→ Written tasks:
1 – How would you put this sentence from the Python dev stack post into Spanish: "It is a hosted service for your code which can be run and shared online."
2 – Can you extend the Python dev stack post, picking up right after its final sentence?

→ Passage to read:
#####

Python Dev Stack

Running and benchmarking python is easier if you have a standard place to run and share them. Kaggle fits this profile perfectly. It is a hosted service for your code which can be run and shared online.

Developing in Cloud

https://www.kaggle.com/tusharm567

As an added advantage, I get direct access to loads of public datasets to play and sharpen my skills on.

Benchmarking Code

from math import *
%timeit tan(atan(exp(log(sqrt(1*1)))))

This kind of stuff is helpful while learning and testing out algorithms and/or comparing different approaches to a solution based on compute.

You can also time an entire cell of code while running multiple iterations to make sure the machine is warmed up.

%%timeit 

Or maybe you wanna check the profiler output.

%prun my_func(100)

Sometimes it’s not about compute, but all about the memory

def large_mem(count):
    a = []
    for i in range(count):
        a.append(i)
        
%memit large_mem(100000000)
peak memory: 4121.68 MiB, increment: 3838.79 MiB

Reference: https://jakevdp.github.io/PythonDataScienceHandbook/01.07-timing-and-profiling.html

Sharing with the World

Jupyter allows me to write python in a browser while documenting things around my code in markdown. This can help me better explain the code to the user.

Now since I own this notebook, I might like to host the results outside of Kaggle, maybe in my blog. I can execute and export markdown which is then importable as a post into my blog.

sudo python3 -m pip install ipykernel
sudo python3 -m ipykernel install --user
jupyter nbconvert --to markdown --execute notebook.ipynb

This is useful in cases like when my sister wanted some data manipulation scripts. I could’ve written a python script in vim and shared it, but it wouldn’t make sense to her and even I would be confused later when I might want to revisit this (I’m learning a lot of new stuff and need to reference a lot of tricks to do things in python).

#####

→ Records:
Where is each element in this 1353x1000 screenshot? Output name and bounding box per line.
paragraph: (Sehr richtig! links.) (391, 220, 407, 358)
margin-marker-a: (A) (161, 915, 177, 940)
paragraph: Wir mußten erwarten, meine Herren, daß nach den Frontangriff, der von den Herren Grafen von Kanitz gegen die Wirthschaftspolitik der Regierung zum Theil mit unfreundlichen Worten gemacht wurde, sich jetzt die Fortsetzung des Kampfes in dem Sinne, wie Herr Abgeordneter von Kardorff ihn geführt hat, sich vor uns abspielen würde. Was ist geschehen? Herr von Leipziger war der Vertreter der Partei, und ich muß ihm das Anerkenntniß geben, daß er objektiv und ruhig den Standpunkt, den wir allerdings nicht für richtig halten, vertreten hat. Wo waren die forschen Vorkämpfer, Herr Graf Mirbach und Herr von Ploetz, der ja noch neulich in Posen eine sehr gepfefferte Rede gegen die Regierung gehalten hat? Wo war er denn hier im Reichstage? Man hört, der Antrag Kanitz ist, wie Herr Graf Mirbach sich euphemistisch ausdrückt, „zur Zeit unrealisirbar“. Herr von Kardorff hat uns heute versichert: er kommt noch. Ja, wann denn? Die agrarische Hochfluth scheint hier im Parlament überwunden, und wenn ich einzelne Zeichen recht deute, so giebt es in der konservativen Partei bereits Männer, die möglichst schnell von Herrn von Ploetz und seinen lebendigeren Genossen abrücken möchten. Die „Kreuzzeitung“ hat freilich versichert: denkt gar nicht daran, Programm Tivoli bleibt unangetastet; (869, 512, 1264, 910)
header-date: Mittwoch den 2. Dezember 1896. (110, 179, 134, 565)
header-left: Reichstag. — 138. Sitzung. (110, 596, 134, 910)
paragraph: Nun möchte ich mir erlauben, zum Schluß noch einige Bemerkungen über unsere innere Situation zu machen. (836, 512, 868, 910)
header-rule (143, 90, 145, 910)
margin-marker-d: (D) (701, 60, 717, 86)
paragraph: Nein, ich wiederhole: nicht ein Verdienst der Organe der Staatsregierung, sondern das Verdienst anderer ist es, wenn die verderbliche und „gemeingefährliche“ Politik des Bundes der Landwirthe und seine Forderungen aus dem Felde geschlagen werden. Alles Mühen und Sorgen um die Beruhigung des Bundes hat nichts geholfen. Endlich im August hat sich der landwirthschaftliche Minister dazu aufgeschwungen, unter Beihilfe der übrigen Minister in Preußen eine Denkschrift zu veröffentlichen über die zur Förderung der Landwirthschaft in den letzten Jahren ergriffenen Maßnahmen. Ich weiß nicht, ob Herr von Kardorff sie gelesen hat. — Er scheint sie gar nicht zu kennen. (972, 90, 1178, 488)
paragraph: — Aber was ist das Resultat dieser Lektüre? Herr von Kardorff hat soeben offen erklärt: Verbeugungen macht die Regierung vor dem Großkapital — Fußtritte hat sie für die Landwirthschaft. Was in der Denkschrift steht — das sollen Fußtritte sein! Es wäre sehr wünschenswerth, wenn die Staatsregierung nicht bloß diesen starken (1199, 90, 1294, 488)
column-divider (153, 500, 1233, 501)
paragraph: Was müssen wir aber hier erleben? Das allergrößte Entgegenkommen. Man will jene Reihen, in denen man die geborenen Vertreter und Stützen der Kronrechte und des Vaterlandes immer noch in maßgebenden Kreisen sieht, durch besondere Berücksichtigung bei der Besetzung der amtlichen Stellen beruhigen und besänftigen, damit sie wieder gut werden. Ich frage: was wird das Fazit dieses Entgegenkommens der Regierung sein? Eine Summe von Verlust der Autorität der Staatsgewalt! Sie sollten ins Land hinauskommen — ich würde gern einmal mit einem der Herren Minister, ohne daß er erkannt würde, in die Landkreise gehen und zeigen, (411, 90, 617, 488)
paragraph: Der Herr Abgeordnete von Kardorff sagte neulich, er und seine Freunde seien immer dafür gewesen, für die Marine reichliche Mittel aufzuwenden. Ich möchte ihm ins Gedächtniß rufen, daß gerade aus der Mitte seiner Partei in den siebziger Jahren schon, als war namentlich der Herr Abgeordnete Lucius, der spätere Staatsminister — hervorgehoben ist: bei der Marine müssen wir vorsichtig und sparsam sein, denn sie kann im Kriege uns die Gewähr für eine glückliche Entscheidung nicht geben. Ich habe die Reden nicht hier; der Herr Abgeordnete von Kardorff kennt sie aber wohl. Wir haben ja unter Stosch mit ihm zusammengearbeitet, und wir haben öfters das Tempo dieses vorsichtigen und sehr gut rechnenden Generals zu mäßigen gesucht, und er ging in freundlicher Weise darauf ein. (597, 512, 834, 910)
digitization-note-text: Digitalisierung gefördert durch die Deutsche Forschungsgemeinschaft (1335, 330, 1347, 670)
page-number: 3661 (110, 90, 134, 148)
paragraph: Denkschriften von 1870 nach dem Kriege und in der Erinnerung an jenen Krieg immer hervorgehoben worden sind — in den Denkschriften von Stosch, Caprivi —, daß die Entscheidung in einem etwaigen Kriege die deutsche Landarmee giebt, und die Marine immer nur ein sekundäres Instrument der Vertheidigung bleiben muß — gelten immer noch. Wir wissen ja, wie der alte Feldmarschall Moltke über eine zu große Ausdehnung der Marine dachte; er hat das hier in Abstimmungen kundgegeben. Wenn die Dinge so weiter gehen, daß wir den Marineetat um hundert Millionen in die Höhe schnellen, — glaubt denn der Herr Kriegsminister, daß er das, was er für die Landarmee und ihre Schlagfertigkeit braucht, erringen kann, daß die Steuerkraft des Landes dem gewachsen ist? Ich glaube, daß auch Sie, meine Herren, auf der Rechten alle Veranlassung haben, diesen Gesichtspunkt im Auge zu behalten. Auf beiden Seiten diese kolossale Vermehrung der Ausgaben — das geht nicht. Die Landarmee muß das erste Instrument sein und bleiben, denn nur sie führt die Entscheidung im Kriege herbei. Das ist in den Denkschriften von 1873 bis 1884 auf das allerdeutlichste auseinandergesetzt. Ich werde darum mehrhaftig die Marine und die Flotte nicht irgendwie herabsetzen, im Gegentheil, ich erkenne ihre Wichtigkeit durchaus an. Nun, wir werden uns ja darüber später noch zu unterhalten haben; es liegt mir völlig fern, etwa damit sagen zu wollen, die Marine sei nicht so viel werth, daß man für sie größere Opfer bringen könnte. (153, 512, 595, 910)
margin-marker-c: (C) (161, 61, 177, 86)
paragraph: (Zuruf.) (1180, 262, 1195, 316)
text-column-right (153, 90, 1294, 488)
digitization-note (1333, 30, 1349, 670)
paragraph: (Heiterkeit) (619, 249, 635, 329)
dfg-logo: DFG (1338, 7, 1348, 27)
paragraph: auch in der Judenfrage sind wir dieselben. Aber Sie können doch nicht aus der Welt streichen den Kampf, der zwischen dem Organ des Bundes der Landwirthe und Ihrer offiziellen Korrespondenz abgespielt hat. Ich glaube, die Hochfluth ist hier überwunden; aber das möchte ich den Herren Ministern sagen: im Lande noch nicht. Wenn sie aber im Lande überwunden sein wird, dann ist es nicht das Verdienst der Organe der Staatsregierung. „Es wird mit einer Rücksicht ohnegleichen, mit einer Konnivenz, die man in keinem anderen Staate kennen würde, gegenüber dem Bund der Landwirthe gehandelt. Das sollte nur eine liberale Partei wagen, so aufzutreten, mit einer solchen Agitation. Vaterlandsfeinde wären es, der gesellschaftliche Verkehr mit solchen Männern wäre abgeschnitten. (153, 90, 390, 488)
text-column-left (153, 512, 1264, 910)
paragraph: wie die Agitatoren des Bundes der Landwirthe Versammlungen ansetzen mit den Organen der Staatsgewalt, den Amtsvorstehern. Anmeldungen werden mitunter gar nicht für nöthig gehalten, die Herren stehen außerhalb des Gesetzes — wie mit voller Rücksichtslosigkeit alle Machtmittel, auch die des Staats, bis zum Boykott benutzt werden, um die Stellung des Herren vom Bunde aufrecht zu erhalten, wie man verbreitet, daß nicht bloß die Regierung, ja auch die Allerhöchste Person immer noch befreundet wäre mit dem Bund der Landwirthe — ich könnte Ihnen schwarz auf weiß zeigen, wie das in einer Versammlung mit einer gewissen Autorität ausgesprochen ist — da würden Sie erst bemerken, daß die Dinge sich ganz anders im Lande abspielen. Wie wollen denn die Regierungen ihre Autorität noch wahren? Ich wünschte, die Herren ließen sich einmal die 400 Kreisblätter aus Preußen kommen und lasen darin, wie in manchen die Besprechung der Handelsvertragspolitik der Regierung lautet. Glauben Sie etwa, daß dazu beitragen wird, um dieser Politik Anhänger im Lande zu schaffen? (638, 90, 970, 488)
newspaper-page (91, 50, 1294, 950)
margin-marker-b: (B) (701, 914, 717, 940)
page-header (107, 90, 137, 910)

#####

→ Results by task:
1 – Es un servicio alojado para tu código, que se puede ejecutar y compartir en línea.

2 –
Reference: https://ipython.readthedocs.io/en/latest/install/kernel_install.html

Running in Production

This service is prominently used to work on datasets and so they provide efficient data upload and download services for the notebooks. It’s made to test the notebook with sample data during development but when I need to run the code on an optimized hardware (on any sort of compute unit including server-less functions), it would be helpful to export the notebook in a runnable format.

Easy enough, Kaggle supports a download button for ipynb version of the notebook.

Converting to python is a single command, but you might need to install some stuff.

sudo pip install jupyter
sudo pip install nbconvert

Then export a python executable version of notebook.

jupyter nbconvert --to python notebook.ipynb

The above command creates a notebook.py file. However this script expects a structure. The structure below includes the output files generated after running the script from inside src.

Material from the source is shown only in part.